- GIVEN TASK -
In the listing below, locate the lines that hold the string "message". Copy those lines.

# # # # # # #

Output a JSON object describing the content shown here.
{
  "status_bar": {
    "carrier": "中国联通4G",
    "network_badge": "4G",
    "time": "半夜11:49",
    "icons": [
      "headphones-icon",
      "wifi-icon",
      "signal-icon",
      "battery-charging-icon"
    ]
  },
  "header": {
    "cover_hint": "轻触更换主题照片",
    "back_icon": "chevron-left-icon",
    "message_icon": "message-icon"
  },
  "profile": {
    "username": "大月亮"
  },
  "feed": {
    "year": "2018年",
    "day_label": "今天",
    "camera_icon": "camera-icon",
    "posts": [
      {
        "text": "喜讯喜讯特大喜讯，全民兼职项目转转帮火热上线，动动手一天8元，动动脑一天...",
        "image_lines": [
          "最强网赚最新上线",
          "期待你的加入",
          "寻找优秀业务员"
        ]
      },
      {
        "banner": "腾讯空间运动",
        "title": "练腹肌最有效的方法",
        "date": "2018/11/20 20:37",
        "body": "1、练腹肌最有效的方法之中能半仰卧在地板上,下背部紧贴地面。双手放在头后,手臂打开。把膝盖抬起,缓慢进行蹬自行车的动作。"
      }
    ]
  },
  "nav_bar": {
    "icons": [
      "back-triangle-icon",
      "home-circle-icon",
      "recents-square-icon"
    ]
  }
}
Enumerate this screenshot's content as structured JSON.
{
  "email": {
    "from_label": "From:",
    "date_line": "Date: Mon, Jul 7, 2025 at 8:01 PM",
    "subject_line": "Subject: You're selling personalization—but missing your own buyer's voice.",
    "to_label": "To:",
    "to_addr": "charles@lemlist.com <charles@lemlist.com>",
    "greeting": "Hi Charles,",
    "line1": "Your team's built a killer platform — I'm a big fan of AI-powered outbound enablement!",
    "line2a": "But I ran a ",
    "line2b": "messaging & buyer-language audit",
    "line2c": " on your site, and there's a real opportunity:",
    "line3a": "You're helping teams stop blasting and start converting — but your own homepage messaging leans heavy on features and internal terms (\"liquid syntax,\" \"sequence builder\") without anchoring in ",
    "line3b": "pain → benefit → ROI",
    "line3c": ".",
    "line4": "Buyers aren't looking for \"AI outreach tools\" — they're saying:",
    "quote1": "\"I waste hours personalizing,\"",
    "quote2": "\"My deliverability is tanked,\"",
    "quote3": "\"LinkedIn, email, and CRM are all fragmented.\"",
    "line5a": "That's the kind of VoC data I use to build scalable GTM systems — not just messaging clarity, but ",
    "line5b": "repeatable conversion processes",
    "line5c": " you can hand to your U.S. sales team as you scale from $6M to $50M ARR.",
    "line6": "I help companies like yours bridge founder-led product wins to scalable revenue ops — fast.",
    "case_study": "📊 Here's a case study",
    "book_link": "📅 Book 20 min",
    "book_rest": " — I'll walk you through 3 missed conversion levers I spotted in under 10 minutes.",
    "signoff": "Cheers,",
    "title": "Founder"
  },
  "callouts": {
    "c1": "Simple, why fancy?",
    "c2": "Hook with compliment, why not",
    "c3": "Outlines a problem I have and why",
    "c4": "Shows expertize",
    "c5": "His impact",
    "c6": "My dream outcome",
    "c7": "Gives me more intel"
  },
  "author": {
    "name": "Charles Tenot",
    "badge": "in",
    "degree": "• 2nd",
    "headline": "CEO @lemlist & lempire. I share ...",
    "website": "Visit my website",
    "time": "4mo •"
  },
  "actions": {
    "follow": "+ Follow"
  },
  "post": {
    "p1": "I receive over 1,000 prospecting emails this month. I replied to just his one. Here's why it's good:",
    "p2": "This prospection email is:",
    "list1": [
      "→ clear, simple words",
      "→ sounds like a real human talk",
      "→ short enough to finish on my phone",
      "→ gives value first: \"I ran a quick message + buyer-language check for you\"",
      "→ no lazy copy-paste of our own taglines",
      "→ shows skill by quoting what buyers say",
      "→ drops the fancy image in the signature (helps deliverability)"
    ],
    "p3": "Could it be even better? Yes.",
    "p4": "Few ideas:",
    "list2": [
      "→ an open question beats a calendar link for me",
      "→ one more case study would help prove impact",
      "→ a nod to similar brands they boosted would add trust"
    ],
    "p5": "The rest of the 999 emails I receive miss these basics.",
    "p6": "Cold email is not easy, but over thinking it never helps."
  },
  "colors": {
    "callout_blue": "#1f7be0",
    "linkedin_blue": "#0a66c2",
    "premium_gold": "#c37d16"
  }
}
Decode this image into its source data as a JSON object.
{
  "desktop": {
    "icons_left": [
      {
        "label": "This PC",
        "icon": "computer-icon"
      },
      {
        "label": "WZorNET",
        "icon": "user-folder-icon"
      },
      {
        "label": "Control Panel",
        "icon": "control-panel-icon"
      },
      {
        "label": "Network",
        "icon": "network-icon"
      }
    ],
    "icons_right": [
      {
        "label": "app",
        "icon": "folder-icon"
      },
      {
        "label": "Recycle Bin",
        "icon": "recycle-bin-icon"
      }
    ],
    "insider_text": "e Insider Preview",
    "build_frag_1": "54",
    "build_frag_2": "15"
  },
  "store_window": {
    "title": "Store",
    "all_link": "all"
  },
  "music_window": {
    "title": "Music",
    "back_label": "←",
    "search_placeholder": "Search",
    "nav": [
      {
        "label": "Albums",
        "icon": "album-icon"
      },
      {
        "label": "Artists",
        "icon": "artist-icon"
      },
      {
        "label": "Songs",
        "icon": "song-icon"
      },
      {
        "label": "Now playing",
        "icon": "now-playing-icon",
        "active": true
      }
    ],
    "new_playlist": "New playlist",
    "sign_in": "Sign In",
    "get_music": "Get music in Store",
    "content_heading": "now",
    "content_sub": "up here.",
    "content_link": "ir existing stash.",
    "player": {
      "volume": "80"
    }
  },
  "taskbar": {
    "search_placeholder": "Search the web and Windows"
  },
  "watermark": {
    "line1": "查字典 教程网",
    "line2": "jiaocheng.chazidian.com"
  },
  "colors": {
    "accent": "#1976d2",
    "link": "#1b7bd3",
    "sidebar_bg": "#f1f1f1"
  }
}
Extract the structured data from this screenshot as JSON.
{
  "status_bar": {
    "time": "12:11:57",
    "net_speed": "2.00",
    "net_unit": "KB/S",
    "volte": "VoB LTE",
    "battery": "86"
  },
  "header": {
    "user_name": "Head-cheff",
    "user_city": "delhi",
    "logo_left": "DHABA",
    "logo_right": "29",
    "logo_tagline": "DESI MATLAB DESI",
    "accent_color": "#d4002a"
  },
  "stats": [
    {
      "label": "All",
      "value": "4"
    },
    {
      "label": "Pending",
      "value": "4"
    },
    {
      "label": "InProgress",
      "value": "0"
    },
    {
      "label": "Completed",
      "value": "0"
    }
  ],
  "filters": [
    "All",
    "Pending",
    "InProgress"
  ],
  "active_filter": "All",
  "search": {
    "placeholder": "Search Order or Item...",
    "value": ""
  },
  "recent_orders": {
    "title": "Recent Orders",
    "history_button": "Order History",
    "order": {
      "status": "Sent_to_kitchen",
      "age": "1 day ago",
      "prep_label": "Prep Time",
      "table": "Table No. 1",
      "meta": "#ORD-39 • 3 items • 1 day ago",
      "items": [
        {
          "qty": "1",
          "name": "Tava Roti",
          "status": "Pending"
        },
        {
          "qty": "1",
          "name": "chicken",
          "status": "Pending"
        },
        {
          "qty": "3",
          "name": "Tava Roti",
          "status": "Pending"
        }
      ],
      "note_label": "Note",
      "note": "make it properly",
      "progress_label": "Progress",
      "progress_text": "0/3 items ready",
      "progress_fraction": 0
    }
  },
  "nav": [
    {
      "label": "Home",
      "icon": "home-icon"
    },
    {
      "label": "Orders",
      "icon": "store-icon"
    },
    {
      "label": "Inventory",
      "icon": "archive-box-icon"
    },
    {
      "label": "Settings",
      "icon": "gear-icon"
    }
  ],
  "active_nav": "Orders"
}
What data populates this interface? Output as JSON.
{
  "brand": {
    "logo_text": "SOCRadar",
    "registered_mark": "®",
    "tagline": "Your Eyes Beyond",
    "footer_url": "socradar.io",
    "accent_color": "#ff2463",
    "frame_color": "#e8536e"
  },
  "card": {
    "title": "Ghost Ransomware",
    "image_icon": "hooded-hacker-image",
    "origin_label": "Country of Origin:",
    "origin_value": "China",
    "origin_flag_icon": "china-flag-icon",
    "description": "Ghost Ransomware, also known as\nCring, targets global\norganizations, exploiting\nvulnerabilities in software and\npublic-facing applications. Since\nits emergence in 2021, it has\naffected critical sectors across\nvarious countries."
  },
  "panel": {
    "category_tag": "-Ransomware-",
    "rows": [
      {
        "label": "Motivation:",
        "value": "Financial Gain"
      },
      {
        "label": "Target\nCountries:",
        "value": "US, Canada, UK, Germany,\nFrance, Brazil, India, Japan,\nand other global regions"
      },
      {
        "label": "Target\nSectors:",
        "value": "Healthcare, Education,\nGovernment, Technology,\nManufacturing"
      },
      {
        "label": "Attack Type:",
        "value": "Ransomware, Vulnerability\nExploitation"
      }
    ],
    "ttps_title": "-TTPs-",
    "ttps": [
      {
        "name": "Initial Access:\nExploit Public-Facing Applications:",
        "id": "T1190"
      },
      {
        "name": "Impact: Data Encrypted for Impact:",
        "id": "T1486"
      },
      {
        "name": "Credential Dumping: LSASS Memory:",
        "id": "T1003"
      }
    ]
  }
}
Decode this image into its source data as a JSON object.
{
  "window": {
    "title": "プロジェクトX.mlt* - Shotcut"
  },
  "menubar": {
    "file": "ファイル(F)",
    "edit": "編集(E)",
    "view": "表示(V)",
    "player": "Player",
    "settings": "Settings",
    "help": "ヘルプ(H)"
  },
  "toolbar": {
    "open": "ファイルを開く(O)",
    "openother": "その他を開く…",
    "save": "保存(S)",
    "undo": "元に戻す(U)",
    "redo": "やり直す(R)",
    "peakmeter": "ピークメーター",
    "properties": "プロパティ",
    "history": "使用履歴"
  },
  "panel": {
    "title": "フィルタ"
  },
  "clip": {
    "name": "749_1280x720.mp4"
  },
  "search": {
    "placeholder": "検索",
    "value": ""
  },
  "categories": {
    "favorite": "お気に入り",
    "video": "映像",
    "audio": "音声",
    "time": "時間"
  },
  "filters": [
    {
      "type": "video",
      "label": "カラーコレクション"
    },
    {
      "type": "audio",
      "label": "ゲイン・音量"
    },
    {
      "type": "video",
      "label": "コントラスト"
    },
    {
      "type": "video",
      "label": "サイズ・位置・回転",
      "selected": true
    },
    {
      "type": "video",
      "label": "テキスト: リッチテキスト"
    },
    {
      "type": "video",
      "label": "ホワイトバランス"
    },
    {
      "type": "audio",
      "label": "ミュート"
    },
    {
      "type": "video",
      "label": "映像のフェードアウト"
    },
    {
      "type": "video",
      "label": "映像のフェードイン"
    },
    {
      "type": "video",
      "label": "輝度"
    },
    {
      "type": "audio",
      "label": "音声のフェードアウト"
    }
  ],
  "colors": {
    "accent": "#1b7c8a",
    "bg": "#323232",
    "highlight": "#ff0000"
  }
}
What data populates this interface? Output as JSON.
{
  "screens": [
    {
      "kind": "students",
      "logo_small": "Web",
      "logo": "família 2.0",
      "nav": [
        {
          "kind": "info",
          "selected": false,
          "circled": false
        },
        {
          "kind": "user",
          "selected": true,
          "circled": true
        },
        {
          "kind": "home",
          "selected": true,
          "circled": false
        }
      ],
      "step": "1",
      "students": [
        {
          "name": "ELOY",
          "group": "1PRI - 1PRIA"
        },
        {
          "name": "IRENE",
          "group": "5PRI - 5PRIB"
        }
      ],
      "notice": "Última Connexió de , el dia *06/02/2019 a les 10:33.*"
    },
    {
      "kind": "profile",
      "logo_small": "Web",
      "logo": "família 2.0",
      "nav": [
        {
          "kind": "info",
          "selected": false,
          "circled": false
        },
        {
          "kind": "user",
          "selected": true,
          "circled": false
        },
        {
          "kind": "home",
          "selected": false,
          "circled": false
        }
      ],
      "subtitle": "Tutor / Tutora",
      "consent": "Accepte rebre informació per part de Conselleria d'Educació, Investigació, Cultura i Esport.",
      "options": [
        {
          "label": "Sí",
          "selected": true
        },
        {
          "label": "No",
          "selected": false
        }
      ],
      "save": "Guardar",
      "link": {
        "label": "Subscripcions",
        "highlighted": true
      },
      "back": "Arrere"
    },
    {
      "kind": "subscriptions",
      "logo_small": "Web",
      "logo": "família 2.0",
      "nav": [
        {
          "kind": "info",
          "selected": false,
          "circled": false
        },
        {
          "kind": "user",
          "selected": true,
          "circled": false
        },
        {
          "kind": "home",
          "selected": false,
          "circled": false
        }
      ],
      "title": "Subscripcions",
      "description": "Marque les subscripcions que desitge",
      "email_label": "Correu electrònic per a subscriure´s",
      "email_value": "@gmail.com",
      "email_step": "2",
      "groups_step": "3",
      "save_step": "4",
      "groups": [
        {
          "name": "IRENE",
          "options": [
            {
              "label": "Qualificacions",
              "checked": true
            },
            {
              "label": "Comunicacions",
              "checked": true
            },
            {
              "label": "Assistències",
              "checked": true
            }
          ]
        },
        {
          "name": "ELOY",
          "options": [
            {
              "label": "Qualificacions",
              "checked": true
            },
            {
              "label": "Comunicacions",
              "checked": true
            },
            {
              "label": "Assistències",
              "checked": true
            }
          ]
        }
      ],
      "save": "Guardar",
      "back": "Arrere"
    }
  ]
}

# # # # # # #

- PROBLEM SOLUTION -
    "message_icon": "message-icon"
      "→ gives value first: \"I ran a quick message + buyer-language check for you\"",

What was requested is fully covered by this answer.